## WHAT THE TASK ASKS
In the material below, find every line with "cpuzinfo" and pull it out.

--- start INPUT MATERIAL ---

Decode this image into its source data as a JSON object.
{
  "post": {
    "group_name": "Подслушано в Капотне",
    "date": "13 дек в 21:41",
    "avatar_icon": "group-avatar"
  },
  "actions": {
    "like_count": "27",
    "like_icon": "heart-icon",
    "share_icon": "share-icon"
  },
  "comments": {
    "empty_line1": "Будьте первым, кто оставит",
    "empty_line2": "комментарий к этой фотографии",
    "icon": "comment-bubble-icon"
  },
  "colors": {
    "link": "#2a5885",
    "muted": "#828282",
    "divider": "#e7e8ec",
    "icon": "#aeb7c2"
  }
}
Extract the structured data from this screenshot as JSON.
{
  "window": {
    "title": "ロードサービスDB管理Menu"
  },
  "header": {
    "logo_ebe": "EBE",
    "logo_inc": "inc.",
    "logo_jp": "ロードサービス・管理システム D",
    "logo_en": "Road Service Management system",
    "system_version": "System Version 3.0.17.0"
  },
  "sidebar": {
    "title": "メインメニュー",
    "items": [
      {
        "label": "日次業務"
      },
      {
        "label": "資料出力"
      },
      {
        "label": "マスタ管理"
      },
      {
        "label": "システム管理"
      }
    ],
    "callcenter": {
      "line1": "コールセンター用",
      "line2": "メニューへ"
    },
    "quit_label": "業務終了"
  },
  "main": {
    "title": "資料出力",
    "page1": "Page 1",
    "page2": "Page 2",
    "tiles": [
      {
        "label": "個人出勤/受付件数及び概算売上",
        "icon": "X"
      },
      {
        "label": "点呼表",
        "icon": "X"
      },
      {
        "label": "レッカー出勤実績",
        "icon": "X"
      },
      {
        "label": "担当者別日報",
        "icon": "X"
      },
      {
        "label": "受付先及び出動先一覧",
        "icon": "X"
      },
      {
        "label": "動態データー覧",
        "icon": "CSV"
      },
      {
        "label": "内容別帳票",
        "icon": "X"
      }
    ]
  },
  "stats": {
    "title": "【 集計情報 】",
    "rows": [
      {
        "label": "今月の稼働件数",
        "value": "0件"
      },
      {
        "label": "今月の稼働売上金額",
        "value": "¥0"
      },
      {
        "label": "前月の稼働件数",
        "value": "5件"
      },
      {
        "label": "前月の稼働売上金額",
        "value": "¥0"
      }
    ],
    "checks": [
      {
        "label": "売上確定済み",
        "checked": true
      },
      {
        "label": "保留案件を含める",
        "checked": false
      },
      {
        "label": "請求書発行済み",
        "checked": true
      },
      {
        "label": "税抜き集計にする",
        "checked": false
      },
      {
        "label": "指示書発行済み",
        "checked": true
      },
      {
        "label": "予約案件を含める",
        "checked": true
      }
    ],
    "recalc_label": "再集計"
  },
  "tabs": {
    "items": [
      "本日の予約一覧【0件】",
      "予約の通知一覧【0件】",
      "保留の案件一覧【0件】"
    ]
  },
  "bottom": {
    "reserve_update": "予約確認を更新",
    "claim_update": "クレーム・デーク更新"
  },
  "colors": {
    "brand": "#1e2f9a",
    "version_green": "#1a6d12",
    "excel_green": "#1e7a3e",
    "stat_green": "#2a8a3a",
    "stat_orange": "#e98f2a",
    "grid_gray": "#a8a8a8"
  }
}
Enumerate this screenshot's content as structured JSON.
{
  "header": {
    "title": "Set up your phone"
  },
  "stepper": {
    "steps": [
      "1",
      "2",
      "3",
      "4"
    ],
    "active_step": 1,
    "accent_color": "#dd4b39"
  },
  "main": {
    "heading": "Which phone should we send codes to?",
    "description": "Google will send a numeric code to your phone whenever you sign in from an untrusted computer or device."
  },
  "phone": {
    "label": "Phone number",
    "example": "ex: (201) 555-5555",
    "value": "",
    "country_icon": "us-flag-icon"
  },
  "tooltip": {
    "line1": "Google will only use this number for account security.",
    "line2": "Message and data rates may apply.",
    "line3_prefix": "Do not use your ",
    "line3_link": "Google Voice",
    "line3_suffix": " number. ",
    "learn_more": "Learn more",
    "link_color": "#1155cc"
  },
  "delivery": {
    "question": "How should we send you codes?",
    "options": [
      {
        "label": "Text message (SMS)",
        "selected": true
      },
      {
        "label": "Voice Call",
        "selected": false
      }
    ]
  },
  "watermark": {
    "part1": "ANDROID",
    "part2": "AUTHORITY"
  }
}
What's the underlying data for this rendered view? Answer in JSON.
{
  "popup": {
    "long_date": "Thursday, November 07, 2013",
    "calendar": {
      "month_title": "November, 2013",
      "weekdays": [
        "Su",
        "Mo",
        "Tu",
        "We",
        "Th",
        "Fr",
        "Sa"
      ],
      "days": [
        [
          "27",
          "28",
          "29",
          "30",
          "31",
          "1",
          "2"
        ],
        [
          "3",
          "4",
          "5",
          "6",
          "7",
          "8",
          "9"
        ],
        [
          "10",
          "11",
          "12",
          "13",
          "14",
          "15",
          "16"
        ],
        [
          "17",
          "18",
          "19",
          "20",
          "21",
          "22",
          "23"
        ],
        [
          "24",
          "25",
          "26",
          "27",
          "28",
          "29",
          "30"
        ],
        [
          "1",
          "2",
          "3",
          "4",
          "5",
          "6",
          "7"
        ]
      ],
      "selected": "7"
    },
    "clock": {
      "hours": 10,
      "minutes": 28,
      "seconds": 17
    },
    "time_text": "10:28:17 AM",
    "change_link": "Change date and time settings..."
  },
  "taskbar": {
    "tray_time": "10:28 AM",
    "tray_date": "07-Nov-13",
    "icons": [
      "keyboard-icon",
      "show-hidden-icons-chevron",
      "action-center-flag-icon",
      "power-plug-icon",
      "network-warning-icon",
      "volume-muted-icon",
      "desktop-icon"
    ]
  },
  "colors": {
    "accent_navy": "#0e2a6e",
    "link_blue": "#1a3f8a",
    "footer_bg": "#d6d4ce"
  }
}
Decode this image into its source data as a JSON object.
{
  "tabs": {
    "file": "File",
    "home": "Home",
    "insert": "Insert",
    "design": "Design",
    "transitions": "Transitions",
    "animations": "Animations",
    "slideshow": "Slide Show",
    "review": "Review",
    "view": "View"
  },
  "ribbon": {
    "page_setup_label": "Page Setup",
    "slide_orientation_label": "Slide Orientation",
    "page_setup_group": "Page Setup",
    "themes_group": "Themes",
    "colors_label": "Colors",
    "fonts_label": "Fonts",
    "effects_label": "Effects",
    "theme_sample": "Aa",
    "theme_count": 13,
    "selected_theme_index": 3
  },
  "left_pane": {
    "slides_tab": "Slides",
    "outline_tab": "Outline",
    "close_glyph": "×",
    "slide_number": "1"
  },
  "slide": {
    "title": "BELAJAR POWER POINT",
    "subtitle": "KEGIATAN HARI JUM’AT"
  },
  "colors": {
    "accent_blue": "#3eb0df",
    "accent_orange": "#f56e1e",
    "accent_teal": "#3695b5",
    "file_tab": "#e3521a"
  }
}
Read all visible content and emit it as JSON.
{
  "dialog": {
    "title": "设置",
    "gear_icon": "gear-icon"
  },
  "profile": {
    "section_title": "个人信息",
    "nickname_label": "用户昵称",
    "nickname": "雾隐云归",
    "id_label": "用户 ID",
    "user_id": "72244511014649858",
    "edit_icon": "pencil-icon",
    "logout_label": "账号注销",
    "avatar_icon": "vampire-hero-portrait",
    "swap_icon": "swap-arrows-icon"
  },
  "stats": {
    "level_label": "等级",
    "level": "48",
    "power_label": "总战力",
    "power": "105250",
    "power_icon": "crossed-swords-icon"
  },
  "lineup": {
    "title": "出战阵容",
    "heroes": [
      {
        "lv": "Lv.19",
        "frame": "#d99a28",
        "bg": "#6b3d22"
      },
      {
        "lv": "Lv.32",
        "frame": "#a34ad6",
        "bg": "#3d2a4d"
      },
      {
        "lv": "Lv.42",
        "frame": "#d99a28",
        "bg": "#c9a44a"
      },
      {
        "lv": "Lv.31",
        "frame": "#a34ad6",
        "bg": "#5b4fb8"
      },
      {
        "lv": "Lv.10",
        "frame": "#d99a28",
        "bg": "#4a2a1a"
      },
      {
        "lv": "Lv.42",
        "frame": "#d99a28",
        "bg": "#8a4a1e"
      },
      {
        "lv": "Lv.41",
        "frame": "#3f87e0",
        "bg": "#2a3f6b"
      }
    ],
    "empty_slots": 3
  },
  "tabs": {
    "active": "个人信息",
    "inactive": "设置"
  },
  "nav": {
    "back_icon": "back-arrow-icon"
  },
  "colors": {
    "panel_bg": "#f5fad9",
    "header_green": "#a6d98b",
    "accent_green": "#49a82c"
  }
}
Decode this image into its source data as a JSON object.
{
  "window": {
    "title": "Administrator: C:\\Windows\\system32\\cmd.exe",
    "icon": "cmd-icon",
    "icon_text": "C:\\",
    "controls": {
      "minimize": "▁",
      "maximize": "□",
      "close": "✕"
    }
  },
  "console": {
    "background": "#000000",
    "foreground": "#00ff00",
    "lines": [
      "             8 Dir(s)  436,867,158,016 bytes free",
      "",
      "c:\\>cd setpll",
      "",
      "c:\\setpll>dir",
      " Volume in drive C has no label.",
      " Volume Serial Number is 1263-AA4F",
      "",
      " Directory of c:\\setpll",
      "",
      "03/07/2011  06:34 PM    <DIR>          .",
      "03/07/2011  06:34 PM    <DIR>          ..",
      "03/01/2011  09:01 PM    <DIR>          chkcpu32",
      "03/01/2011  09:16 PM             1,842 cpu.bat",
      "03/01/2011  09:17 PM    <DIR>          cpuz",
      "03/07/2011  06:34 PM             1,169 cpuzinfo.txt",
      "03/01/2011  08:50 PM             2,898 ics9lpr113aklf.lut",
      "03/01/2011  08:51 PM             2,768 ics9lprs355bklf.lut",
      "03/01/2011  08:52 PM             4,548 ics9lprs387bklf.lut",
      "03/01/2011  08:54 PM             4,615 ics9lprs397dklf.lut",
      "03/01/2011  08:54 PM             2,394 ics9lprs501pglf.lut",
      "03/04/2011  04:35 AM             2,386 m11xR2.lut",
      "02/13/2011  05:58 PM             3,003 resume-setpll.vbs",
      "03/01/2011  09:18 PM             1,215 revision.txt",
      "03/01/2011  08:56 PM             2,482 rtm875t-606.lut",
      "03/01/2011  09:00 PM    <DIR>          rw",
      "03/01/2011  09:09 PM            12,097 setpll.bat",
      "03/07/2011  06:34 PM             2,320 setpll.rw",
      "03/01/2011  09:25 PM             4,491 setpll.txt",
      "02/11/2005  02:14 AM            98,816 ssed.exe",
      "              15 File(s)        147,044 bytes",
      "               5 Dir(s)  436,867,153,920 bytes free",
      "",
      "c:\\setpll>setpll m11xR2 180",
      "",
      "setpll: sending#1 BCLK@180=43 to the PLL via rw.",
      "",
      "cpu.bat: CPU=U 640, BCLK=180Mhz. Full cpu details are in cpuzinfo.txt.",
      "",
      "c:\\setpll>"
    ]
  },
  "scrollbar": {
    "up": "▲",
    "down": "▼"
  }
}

--- end INPUT MATERIAL ---

## EXPECTED ANSWER
      "03/07/2011  06:34 PM             1,169 cpuzinfo.txt",
      "cpu.bat: CPU=U 640, BCLK=180Mhz. Full cpu details are in cpuzinfo.txt.",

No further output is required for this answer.